#### Information given ####
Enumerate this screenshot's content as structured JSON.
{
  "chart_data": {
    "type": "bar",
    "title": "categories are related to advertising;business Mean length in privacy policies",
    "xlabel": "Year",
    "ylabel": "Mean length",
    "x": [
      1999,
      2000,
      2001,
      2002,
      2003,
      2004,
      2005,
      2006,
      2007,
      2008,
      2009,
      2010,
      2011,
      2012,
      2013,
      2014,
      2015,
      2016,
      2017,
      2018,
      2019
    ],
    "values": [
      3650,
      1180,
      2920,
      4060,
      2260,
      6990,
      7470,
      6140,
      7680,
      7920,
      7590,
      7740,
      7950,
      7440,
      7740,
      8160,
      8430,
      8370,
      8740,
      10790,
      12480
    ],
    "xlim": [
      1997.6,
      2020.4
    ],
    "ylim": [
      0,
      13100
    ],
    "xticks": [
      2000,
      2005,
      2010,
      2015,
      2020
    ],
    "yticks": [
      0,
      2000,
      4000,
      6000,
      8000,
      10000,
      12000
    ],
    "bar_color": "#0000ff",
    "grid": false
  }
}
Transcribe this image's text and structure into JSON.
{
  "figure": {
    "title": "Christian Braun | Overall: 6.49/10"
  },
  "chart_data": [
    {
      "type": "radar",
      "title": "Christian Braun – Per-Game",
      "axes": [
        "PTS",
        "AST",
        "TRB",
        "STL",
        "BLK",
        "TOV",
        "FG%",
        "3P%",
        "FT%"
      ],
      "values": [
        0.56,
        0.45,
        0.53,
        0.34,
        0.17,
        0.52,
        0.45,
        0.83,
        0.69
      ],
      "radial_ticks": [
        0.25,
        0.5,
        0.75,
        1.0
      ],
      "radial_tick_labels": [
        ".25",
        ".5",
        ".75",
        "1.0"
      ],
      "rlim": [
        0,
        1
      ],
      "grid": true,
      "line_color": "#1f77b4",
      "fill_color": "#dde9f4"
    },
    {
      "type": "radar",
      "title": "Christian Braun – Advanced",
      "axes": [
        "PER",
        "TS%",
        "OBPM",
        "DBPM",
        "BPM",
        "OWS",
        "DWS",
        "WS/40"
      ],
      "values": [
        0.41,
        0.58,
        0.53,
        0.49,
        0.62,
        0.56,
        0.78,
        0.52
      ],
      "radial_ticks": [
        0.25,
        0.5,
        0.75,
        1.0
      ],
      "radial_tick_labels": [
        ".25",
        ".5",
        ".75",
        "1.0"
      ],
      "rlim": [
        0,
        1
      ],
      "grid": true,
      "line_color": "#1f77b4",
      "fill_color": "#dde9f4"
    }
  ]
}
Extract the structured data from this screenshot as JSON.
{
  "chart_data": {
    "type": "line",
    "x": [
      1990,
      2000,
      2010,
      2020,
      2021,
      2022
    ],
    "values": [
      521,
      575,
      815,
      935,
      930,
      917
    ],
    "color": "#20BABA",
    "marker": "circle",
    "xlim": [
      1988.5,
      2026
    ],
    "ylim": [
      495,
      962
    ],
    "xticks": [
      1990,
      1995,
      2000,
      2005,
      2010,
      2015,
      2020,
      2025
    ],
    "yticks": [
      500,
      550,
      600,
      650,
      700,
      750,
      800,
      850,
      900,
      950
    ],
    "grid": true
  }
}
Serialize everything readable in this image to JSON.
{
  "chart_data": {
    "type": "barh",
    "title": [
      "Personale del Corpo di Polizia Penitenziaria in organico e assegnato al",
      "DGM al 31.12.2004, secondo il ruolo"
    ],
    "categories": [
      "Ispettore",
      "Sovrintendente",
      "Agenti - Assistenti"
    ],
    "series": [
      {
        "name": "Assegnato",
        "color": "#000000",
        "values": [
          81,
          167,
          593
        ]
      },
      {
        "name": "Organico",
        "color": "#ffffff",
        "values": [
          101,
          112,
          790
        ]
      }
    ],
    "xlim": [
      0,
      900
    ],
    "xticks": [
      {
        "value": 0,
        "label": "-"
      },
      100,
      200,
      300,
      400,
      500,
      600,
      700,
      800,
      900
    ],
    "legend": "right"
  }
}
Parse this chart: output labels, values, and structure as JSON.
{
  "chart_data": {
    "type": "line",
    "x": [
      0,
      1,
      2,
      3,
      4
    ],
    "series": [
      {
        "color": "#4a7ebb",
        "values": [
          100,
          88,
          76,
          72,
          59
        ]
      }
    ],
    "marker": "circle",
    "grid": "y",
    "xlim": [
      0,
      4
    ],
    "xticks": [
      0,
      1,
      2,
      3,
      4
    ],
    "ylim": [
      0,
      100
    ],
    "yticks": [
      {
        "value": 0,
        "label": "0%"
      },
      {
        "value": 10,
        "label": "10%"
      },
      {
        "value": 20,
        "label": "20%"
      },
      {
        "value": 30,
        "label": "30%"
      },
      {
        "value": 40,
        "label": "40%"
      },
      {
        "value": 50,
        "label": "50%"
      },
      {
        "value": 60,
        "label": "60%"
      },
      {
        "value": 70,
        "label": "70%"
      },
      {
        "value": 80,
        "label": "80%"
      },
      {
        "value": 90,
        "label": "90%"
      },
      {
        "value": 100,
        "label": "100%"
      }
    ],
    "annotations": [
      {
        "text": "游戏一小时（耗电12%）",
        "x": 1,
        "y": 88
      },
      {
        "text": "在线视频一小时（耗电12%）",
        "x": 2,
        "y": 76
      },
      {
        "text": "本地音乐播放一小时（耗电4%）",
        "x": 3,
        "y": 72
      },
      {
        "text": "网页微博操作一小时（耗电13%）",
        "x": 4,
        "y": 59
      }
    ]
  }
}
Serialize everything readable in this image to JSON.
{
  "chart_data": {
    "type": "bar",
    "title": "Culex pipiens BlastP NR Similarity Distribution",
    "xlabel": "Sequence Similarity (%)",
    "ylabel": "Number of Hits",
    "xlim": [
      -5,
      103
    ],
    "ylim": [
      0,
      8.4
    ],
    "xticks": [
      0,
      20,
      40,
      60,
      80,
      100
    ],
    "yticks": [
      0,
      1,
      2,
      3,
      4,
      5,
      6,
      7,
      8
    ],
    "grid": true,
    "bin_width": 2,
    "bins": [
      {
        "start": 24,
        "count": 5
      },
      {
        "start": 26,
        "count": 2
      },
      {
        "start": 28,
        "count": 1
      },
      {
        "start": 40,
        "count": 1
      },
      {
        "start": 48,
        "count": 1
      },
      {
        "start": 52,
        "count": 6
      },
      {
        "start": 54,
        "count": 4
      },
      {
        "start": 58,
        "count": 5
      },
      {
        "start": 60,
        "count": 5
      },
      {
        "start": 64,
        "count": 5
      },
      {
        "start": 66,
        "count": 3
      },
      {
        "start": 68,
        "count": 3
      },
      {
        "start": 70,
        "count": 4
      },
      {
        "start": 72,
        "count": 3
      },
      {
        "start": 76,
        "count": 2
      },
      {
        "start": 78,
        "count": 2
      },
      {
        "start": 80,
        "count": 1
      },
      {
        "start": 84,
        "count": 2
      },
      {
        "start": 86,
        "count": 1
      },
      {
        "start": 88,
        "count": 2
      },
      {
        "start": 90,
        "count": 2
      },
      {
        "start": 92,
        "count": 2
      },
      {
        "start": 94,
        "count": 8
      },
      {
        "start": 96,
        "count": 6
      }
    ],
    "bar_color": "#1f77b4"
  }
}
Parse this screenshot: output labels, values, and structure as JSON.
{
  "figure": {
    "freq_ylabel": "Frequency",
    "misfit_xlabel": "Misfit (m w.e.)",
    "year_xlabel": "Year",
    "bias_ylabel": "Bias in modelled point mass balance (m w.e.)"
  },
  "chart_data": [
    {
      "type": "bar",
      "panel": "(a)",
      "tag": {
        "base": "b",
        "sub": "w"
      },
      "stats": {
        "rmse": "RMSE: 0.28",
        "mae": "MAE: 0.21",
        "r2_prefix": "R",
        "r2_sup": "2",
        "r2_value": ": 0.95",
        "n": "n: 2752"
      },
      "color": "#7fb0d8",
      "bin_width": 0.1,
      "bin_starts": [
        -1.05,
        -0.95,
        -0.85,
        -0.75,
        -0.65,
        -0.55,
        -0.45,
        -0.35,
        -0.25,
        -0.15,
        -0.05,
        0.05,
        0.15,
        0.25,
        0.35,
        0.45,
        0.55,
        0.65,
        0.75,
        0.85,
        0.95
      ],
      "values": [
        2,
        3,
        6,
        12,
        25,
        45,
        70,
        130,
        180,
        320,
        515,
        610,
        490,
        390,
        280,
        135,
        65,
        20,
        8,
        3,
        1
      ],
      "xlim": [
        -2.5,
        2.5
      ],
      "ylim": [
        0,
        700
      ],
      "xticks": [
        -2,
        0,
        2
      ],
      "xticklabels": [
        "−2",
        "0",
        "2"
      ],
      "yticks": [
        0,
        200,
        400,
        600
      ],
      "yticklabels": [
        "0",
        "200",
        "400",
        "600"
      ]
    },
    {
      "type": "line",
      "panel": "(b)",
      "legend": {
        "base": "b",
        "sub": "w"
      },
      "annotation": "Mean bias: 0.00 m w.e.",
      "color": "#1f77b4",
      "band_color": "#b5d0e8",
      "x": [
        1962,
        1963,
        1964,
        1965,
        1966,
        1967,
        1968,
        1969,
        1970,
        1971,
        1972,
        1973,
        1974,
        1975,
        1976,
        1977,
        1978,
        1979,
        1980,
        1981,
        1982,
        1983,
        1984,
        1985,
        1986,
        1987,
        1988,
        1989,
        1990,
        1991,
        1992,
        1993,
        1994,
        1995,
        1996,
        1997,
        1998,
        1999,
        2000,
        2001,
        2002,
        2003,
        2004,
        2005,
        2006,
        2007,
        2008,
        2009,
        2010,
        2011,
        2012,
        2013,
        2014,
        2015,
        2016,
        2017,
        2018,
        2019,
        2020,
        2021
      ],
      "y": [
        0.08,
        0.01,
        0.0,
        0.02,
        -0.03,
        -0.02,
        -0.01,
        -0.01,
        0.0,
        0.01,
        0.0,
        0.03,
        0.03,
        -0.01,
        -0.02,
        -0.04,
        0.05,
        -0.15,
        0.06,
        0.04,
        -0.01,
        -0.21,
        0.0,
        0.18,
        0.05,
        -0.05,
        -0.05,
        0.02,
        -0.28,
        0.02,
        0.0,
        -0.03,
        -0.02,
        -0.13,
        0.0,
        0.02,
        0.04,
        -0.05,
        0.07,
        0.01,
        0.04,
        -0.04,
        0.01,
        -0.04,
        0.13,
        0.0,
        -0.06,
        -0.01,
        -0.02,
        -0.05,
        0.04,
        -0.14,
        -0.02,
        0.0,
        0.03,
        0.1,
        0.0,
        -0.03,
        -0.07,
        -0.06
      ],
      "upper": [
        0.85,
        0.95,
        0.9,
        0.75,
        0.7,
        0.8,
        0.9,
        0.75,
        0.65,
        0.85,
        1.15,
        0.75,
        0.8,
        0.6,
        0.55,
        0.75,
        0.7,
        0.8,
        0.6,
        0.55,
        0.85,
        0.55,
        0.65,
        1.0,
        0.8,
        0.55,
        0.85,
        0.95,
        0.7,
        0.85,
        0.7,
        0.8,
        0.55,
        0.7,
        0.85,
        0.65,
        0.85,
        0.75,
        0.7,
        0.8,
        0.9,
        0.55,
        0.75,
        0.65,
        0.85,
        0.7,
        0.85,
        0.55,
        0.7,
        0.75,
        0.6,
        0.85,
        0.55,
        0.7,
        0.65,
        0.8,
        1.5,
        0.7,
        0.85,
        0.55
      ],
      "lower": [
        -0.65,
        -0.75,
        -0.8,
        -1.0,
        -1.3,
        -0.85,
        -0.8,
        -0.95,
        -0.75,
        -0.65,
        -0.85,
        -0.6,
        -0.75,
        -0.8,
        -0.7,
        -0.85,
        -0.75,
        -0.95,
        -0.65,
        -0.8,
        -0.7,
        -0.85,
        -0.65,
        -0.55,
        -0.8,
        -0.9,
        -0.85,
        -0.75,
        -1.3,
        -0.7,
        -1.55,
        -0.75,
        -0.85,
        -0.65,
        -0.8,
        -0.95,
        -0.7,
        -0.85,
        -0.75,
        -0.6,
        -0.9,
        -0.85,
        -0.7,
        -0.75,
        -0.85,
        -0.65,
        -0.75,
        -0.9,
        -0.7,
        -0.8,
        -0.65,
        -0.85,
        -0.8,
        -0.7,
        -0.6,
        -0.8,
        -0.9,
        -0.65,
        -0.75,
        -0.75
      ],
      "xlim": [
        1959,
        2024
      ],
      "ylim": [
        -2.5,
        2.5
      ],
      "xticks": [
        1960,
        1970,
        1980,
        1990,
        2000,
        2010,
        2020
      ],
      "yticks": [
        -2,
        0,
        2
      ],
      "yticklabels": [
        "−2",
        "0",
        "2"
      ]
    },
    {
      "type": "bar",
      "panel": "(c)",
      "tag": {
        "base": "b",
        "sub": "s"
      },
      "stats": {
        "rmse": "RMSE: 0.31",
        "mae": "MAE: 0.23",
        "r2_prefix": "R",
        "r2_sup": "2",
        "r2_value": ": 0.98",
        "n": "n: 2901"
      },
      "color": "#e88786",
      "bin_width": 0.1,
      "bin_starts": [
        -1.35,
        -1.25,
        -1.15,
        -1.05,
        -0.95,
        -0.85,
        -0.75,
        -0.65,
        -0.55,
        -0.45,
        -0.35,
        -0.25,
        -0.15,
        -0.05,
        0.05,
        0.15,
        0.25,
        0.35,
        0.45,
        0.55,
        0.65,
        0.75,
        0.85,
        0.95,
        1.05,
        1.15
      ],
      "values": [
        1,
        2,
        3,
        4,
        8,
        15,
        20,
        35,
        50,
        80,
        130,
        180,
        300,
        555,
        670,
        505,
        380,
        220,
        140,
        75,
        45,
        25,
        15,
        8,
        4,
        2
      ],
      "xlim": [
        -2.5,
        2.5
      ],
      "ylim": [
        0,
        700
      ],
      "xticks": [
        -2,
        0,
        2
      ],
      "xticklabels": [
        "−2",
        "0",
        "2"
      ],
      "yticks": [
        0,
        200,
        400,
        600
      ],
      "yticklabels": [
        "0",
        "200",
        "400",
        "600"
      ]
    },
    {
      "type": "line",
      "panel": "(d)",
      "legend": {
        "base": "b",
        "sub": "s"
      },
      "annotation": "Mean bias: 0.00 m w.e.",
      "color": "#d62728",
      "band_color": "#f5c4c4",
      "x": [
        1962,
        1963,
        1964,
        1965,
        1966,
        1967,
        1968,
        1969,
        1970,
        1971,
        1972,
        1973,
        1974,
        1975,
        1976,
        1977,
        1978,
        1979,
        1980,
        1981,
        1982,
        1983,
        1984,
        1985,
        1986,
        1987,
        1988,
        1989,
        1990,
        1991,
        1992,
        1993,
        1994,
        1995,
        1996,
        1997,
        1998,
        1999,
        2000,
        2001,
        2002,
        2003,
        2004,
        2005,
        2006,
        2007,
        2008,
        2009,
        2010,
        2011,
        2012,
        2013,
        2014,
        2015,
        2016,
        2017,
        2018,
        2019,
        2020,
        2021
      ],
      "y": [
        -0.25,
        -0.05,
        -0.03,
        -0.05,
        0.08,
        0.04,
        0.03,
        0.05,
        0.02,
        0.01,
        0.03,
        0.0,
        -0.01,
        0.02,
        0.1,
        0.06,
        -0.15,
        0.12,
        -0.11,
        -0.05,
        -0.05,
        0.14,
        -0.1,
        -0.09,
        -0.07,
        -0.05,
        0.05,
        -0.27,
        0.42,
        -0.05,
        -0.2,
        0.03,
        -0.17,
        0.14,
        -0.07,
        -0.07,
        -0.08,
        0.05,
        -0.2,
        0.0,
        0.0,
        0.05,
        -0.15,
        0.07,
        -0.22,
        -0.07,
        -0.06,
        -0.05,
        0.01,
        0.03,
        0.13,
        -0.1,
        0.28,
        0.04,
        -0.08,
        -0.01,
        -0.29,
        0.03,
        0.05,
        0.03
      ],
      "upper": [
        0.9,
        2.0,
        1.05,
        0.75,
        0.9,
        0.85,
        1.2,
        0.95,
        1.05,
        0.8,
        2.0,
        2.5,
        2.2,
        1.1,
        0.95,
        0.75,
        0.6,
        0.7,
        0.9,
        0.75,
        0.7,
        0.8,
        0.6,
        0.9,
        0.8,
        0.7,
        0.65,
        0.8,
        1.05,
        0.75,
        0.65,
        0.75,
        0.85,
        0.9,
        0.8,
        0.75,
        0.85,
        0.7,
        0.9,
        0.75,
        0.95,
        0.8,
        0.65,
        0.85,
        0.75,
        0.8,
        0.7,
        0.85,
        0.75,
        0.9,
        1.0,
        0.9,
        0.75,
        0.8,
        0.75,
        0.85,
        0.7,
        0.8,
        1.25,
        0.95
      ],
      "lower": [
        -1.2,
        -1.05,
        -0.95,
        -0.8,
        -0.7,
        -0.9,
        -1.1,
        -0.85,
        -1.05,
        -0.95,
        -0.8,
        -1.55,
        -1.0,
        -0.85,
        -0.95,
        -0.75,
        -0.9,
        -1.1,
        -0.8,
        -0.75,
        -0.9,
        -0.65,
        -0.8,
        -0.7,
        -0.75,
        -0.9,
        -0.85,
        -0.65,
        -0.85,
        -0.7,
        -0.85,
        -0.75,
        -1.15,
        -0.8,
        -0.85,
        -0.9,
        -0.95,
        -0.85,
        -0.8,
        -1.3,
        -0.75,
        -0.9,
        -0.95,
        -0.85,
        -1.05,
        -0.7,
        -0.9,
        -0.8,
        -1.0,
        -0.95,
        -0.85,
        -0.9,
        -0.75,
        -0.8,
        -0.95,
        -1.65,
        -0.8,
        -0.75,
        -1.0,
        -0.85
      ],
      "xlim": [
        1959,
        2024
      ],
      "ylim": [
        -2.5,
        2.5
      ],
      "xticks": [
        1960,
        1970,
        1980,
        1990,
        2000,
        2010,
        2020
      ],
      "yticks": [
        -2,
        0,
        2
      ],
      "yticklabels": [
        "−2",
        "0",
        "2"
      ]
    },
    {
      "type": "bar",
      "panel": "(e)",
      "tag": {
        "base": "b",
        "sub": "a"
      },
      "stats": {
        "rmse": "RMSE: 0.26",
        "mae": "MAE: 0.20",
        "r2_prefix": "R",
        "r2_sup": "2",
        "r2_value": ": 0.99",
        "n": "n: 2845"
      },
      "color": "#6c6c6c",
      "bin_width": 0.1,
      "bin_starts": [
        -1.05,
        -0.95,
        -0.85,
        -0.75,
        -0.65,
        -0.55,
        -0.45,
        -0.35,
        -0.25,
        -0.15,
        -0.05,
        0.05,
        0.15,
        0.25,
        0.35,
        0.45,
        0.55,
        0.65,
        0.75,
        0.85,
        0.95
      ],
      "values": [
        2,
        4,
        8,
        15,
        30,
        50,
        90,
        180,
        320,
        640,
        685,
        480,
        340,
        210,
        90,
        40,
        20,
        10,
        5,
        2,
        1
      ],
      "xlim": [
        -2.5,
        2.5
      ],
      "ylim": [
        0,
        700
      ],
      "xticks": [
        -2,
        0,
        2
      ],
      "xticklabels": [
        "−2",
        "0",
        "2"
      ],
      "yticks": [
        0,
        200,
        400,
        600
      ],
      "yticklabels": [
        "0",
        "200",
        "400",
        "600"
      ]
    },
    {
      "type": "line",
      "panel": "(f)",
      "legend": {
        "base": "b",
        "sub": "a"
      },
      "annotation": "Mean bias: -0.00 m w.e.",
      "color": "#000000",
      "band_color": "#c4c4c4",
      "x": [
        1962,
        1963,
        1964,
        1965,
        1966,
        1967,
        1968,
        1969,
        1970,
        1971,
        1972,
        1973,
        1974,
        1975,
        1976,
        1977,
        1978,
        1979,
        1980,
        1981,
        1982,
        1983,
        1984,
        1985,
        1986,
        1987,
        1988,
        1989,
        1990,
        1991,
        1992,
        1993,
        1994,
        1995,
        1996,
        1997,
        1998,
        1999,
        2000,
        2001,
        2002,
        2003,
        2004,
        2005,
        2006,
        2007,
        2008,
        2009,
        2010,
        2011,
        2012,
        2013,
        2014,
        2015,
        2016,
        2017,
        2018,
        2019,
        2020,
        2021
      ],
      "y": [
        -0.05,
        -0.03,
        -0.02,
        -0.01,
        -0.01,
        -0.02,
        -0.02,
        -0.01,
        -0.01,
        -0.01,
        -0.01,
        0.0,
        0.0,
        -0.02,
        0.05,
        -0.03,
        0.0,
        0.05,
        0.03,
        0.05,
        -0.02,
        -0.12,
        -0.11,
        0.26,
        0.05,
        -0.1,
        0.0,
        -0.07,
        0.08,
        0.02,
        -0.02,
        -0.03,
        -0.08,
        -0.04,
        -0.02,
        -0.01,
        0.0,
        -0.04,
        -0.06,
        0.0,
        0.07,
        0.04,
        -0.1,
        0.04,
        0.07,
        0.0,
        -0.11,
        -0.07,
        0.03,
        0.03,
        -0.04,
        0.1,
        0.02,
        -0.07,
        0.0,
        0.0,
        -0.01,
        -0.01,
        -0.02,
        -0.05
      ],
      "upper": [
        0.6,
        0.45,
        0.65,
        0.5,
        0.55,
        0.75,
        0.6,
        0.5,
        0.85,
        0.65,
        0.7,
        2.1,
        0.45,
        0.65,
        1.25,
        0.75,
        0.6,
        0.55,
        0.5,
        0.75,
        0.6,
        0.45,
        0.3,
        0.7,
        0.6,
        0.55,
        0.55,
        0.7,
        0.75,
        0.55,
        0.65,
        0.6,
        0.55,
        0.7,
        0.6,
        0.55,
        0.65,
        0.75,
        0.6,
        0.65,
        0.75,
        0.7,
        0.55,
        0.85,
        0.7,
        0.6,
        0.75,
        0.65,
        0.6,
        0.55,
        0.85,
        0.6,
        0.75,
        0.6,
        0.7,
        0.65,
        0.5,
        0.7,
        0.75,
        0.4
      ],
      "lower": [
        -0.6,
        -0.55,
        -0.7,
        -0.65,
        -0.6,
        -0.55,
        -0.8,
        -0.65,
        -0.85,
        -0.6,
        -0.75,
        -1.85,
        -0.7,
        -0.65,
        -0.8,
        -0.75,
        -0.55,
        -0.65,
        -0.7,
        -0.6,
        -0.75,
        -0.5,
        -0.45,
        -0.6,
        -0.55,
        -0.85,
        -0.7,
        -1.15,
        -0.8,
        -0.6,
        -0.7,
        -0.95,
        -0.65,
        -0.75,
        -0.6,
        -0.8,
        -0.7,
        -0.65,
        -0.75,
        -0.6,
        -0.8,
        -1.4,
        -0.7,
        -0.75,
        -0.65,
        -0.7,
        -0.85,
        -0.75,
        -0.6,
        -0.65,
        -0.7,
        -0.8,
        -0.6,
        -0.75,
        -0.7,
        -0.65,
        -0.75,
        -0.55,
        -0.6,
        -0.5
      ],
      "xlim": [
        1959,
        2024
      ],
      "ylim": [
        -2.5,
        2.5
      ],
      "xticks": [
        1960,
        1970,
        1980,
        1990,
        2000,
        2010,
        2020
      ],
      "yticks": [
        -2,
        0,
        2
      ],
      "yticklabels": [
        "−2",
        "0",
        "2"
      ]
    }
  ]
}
####
• _Given problem_
Extract all lines from the material above that include the word "Braun".

• _Task result_
    "title": "Christian Braun | Overall: 6.49/10"
      "title": "Christian Braun – Per-Game",
      "title": "Christian Braun – Advanced",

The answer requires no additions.